PROBLEM REQUIREMENTS
Copy every line of the data exactly, leaving nothing out.

DATASET ENTRIES
************
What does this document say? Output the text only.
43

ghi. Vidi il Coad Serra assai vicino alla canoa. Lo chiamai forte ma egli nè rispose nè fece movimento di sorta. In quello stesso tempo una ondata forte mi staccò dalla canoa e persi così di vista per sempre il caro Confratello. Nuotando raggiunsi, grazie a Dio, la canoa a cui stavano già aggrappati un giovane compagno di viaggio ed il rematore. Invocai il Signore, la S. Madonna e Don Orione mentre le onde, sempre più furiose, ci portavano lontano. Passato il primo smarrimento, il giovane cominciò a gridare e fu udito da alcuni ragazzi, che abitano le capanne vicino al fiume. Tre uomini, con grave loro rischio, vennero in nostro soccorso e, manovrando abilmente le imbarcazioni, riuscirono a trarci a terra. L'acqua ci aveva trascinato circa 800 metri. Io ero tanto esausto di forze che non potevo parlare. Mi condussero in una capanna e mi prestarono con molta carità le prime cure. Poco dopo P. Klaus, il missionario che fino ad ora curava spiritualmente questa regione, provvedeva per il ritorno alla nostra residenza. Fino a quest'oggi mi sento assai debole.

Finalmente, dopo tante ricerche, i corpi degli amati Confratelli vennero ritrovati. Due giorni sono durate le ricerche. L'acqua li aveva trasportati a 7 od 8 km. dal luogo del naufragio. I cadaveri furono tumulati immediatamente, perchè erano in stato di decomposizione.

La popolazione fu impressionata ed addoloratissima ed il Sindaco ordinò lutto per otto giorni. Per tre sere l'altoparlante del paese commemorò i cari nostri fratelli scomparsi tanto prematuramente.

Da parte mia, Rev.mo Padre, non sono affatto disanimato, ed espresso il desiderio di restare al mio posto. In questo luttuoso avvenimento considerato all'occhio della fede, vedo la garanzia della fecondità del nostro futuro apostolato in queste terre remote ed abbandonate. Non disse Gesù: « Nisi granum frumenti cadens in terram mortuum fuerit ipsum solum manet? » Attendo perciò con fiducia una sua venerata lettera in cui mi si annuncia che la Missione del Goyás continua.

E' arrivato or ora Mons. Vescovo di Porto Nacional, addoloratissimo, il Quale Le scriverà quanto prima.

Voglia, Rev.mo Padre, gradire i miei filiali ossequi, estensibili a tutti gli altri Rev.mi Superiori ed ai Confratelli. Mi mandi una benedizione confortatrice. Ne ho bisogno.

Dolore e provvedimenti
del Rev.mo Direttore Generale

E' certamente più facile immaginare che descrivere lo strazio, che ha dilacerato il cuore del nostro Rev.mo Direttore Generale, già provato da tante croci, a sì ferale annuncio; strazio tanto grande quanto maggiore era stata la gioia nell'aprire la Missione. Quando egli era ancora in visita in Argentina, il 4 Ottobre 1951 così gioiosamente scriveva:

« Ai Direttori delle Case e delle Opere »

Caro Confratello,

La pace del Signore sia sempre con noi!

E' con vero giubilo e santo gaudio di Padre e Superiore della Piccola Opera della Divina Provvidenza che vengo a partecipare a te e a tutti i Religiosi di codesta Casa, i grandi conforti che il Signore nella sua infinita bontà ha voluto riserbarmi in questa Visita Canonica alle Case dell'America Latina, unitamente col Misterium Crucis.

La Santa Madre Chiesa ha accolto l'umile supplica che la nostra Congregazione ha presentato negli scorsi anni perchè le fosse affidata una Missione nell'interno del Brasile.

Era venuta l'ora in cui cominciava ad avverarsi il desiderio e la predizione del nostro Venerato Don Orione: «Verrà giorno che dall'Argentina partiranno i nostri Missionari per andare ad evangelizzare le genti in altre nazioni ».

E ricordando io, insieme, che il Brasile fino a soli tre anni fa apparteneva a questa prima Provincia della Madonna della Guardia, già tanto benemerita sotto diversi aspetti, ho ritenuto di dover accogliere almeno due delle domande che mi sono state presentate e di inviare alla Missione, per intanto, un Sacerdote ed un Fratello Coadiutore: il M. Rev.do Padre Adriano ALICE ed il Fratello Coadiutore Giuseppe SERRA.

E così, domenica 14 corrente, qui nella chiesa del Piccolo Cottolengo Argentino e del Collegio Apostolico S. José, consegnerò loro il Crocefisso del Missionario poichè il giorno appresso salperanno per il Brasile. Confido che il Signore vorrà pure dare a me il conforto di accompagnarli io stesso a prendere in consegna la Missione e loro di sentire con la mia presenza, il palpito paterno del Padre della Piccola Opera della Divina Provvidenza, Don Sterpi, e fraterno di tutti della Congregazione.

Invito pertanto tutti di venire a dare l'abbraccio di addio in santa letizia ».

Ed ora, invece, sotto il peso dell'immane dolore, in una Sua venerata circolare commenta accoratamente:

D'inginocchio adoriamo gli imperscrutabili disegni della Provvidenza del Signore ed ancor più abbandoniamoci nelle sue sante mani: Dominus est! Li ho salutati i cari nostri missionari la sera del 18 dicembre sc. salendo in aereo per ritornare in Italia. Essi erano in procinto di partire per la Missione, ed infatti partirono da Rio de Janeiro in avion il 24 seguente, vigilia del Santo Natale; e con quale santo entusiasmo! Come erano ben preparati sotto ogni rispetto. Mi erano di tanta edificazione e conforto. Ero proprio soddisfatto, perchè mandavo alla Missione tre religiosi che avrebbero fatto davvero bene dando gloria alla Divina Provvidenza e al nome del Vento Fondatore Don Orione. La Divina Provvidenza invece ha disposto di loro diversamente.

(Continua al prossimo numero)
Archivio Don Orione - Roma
************
FULL OUTPUT
What does this document say? Output the text only.
43

ghi. Vidi il Coad Serra assai vicino alla canoa. Lo chiamai forte ma egli nè rispose nè fece movimento di sorta. In quello stesso tempo una ondata forte mi staccò dalla canoa e persi così di vista per sempre il caro Confratello. Nuotando raggiunsi, grazie a Dio, la canoa a cui stavano già aggrappati un giovane compagno di viaggio ed il rematore. Invocai il Signore, la S. Madonna e Don Orione mentre le onde, sempre più furiose, ci portavano lontano. Passato il primo smarrimento, il giovane cominciò a gridare e fu udito da alcuni ragazzi, che abitano le capanne vicino al fiume. Tre uomini, con grave loro rischio, vennero in nostro soccorso e, manovrando abilmente le imbarcazioni, riuscirono a trarci a terra. L'acqua ci aveva trascinato circa 800 metri. Io ero tanto esausto di forze che non potevo parlare. Mi condussero in una capanna e mi prestarono con molta carità le prime cure. Poco dopo P. Klaus, il missionario che fino ad ora curava spiritualmente questa regione, provvedeva per il ritorno alla nostra residenza. Fino a quest'oggi mi sento assai debole.

Finalmente, dopo tante ricerche, i corpi degli amati Confratelli vennero ritrovati. Due giorni sono durate le ricerche. L'acqua li aveva trasportati a 7 od 8 km. dal luogo del naufragio. I cadaveri furono tumulati immediatamente, perchè erano in stato di decomposizione.

La popolazione fu impressionata ed addoloratissima ed il Sindaco ordinò lutto per otto giorni. Per tre sere l'altoparlante del paese commemorò i cari nostri fratelli scomparsi tanto prematuramente.

Da parte mia, Rev.mo Padre, non sono affatto disanimato, ed espresso il desiderio di restare al mio posto. In questo luttuoso avvenimento considerato all'occhio della fede, vedo la garanzia della fecondità del nostro futuro apostolato in queste terre remote ed abbandonate. Non disse Gesù: « Nisi granum frumenti cadens in terram mortuum fuerit ipsum solum manet? » Attendo perciò con fiducia una sua venerata lettera in cui mi si annuncia che la Missione del Goyás continua.

E' arrivato or ora Mons. Vescovo di Porto Nacional, addoloratissimo, il Quale Le scriverà quanto prima.

Voglia, Rev.mo Padre, gradire i miei filiali ossequi, estensibili a tutti gli altri Rev.mi Superiori ed ai Confratelli. Mi mandi una benedizione confortatrice. Ne ho bisogno.

Dolore e provvedimenti
del Rev.mo Direttore Generale

E' certamente più facile immaginare che descrivere lo strazio, che ha dilacerato il cuore del nostro Rev.mo Direttore Generale, già provato da tante croci, a sì ferale annuncio; strazio tanto grande quanto maggiore era stata la gioia nell'aprire la Missione. Quando egli era ancora in visita in Argentina, il 4 Ottobre 1951 così gioiosamente scriveva:

« Ai Direttori delle Case e delle Opere »

Caro Confratello,

La pace del Signore sia sempre con noi!

E' con vero giubilo e santo gaudio di Padre e Superiore della Piccola Opera della Divina Provvidenza che vengo a partecipare a te e a tutti i Religiosi di codesta Casa, i grandi conforti che il Signore nella sua infinita bontà ha voluto riserbarmi in questa Visita Canonica alle Case dell'America Latina, unitamente col Misterium Crucis.

La Santa Madre Chiesa ha accolto l'umile supplica che la nostra Congregazione ha presentato negli scorsi anni perchè le fosse affidata una Missione nell'interno del Brasile.

Era venuta l'ora in cui cominciava ad avverarsi il desiderio e la predizione del nostro Venerato Don Orione: «Verrà giorno che dall'Argentina partiranno i nostri Missionari per andare ad evangelizzare le genti in altre nazioni ».

E ricordando io, insieme, che il Brasile fino a soli tre anni fa apparteneva a questa prima Provincia della Madonna della Guardia, già tanto benemerita sotto diversi aspetti, ho ritenuto di dover accogliere almeno due delle domande che mi sono state presentate e di inviare alla Missione, per intanto, un Sacerdote ed un Fratello Coadiutore: il M. Rev.do Padre Adriano ALICE ed il Fratello Coadiutore Giuseppe SERRA.

E così, domenica 14 corrente, qui nella chiesa del Piccolo Cottolengo Argentino e del Collegio Apostolico S. José, consegnerò loro il Crocefisso del Missionario poichè il giorno appresso salperanno per il Brasile. Confido che il Signore vorrà pure dare a me il conforto di accompagnarli io stesso a prendere in consegna la Missione e loro di sentire con la mia presenza, il palpito paterno del Padre della Piccola Opera della Divina Provvidenza, Don Sterpi, e fraterno di tutti della Congregazione.

Invito pertanto tutti di venire a dare l'abbraccio di addio in santa letizia ».

Ed ora, invece, sotto il peso dell'immane dolore, in una Sua venerata circolare commenta accoratamente:

D'inginocchio adoriamo gli imperscrutabili disegni della Provvidenza del Signore ed ancor più abbandoniamoci nelle sue sante mani: Dominus est! Li ho salutati i cari nostri missionari la sera del 18 dicembre sc. salendo in aereo per ritornare in Italia. Essi erano in procinto di partire per la Missione, ed infatti partirono da Rio de Janeiro in avion il 24 seguente, vigilia del Santo Natale; e con quale santo entusiasmo! Come erano ben preparati sotto ogni rispetto. Mi erano di tanta edificazione e conforto. Ero proprio soddisfatto, perchè mandavo alla Missione tre religiosi che avrebbero fatto davvero bene dando gloria alla Divina Provvidenza e al nome del Vento Fondatore Don Orione. La Divina Provvidenza invece ha disposto di loro diversamente.

(Continua al prossimo numero)
Archivio Don Orione - Roma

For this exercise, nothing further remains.